### Problem statement
Go through the entries below and collect each line with the string "title" in it.
____ Data
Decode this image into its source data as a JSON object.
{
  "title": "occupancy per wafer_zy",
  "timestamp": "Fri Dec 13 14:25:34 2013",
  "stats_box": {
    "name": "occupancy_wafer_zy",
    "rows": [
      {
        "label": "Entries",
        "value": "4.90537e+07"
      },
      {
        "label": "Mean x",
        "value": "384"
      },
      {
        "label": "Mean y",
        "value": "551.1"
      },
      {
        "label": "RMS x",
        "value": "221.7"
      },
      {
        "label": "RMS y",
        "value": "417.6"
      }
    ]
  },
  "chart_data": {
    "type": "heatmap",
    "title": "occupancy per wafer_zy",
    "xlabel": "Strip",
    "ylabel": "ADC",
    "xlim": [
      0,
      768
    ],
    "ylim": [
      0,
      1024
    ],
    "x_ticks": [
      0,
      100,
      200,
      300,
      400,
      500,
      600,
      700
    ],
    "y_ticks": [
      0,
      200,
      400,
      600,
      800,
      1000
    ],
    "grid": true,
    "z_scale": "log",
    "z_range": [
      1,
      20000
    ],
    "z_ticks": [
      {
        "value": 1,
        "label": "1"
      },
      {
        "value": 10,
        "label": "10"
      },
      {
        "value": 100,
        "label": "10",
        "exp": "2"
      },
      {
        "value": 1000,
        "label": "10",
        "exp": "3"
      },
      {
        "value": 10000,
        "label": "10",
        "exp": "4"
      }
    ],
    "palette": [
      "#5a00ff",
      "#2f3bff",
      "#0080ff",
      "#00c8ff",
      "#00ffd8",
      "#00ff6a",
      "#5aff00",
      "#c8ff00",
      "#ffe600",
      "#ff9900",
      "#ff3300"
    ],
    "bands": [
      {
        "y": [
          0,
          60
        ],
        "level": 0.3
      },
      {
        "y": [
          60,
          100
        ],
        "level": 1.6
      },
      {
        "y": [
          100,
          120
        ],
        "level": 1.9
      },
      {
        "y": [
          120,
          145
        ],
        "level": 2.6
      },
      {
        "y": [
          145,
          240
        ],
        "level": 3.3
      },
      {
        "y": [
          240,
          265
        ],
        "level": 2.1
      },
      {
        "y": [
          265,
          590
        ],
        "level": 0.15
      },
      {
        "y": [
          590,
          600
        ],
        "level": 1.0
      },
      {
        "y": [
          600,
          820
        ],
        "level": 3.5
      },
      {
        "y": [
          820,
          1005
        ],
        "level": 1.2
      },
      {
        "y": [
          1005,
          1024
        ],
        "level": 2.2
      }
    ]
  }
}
________
### In response
  "title": "occupancy per wafer_zy",
    "title": "occupancy per wafer_zy",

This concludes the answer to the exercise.